──────── Data lines ────────

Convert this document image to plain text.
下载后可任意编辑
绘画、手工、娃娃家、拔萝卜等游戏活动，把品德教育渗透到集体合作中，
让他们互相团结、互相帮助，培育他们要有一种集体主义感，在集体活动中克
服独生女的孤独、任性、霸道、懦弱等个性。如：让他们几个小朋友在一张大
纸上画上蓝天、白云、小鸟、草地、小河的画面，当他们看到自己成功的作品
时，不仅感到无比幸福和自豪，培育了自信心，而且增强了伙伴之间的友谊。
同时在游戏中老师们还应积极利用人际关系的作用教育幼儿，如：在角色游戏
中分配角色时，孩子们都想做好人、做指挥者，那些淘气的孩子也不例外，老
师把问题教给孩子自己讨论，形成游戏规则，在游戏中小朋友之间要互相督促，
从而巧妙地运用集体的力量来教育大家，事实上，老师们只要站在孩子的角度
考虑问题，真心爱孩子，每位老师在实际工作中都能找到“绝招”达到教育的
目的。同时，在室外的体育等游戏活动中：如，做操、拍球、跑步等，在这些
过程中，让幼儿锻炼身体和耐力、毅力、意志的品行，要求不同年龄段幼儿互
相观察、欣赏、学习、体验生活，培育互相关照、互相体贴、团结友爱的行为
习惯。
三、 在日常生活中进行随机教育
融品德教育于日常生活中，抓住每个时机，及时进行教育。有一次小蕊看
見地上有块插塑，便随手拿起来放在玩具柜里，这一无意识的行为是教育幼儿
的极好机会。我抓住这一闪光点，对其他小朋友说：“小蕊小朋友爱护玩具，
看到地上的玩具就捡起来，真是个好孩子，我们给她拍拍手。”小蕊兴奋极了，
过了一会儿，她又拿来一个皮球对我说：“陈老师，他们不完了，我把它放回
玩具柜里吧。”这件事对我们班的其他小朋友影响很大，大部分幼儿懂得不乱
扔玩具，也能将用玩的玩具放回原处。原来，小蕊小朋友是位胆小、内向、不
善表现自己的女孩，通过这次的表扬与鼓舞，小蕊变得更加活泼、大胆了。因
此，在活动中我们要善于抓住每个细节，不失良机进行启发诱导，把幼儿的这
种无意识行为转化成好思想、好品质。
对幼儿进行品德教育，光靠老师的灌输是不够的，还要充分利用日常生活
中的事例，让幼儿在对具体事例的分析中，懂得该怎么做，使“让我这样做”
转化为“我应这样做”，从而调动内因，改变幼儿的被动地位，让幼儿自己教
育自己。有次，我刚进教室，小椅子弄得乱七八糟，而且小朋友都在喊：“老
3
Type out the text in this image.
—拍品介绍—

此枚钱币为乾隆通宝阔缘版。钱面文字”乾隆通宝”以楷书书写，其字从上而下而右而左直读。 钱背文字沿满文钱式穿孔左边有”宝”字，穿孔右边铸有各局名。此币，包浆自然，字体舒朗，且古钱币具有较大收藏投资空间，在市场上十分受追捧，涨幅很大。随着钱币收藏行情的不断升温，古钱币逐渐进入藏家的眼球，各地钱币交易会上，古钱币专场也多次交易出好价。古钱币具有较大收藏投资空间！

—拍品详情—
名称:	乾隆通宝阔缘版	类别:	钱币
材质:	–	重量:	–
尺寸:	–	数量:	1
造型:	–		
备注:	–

────────

Work required —
List all lines above in which the string "image" appears.

Task answer —
Convert this document image to plain text.
Type out the text in this image.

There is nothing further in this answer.